Dataset content:
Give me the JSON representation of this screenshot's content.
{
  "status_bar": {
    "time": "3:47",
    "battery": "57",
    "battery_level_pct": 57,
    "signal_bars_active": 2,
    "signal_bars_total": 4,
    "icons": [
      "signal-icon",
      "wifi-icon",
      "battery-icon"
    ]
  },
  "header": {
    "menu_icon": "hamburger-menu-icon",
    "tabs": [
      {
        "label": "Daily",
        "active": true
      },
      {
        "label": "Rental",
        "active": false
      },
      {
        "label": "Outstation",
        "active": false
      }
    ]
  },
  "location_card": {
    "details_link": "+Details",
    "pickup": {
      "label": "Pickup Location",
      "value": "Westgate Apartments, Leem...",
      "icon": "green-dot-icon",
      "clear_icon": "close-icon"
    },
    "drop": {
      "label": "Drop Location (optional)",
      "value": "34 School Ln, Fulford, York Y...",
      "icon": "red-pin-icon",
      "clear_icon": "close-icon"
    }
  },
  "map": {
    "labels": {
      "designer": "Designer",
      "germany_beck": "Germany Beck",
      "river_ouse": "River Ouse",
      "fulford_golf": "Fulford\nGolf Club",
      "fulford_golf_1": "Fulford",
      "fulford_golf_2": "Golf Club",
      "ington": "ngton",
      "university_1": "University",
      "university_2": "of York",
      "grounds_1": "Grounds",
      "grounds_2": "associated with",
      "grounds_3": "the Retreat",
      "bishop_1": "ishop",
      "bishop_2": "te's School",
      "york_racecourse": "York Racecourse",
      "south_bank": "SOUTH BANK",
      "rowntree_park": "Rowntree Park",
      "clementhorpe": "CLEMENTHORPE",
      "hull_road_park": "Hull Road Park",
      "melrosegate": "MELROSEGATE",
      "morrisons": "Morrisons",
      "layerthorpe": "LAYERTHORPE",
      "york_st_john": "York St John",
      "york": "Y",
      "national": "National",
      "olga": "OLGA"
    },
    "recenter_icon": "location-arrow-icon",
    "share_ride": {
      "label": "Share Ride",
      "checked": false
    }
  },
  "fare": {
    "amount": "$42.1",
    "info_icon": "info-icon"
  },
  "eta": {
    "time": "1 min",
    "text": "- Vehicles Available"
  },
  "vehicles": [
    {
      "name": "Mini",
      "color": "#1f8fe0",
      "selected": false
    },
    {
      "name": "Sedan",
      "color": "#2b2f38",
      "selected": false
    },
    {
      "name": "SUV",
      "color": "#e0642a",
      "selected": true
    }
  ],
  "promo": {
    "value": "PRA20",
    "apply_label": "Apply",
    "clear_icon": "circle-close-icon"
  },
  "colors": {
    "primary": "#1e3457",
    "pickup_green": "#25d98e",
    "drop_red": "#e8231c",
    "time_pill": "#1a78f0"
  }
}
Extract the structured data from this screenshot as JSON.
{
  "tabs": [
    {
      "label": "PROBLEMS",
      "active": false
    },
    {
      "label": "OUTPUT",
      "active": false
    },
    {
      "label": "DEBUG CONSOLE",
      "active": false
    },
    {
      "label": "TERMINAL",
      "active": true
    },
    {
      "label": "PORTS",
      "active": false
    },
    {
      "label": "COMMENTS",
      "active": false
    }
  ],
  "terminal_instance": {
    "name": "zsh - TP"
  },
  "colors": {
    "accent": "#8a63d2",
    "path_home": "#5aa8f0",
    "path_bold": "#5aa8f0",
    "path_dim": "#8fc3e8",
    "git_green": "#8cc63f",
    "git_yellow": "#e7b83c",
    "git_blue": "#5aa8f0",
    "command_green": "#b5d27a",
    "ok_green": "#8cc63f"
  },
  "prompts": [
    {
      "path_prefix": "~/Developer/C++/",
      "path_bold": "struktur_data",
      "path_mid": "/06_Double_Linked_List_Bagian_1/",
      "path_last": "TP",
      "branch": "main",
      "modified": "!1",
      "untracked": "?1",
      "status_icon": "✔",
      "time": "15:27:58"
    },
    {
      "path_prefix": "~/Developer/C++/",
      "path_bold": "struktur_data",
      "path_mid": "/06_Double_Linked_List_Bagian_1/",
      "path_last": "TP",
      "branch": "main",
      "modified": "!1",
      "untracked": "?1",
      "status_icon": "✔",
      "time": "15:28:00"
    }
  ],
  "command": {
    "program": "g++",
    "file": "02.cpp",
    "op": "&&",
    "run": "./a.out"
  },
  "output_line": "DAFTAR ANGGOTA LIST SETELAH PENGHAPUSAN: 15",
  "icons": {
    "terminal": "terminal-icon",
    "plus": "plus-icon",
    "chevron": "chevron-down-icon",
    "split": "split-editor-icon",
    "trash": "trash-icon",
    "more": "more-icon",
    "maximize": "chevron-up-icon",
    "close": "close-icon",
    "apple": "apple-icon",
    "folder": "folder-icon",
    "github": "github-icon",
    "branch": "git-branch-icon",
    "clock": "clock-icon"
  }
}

Written task: Return each line among the entries that holds the word "Club".

Complete response:
      "fulford_golf": "Fulford\nGolf Club",
      "fulford_golf_2": "Golf Club",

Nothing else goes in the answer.